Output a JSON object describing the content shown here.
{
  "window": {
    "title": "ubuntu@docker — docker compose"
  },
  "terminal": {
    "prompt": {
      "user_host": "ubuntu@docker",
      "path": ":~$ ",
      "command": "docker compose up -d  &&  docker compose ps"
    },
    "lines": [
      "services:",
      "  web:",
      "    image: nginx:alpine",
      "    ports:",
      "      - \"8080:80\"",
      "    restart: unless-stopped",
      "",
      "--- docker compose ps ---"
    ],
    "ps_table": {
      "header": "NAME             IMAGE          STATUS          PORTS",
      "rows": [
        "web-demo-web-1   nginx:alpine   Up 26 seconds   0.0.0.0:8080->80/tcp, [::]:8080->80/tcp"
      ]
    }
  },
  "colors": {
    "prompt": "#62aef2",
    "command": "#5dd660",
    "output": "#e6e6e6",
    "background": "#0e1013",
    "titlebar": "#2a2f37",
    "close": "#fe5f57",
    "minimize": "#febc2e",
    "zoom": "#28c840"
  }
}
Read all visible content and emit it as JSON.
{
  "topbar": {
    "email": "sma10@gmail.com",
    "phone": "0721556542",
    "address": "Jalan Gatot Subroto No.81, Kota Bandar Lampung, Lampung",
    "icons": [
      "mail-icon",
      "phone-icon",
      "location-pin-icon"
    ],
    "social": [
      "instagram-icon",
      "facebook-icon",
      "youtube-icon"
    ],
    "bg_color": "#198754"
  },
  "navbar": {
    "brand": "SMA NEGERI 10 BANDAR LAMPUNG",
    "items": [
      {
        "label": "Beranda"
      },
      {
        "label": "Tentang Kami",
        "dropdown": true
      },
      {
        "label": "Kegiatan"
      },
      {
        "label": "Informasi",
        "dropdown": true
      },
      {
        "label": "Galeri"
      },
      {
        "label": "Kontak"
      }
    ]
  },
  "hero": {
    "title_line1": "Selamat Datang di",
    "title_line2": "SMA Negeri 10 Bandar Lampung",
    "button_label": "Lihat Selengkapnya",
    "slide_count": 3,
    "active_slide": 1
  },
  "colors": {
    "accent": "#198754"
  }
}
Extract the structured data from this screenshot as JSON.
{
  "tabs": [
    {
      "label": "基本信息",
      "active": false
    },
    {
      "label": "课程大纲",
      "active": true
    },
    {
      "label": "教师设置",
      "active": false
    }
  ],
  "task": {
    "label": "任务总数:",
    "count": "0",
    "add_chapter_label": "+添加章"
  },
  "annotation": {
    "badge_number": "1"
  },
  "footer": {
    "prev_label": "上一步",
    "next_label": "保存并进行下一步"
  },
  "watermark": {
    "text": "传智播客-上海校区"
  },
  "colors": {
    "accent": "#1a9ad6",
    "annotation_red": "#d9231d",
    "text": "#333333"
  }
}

- Directions -
The answer consists only of the lines from the one containing "Extract the structured" to the end of the records, each written out exactly.

- Response for this exercise -
Extract the structured data from this screenshot as JSON.
{
  "tabs": [
    {
      "label": "基本信息",
      "active": false
    },
    {
      "label": "课程大纲",
      "active": true
    },
    {
      "label": "教师设置",
      "active": false
    }
  ],
  "task": {
    "label": "任务总数:",
    "count": "0",
    "add_chapter_label": "+添加章"
  },
  "annotation": {
    "badge_number": "1"
  },
  "footer": {
    "prev_label": "上一步",
    "next_label": "保存并进行下一步"
  },
  "watermark": {
    "text": "传智播客-上海校区"
  },
  "colors": {
    "accent": "#1a9ad6",
    "annotation_red": "#d9231d",
    "text": "#333333"
  }
}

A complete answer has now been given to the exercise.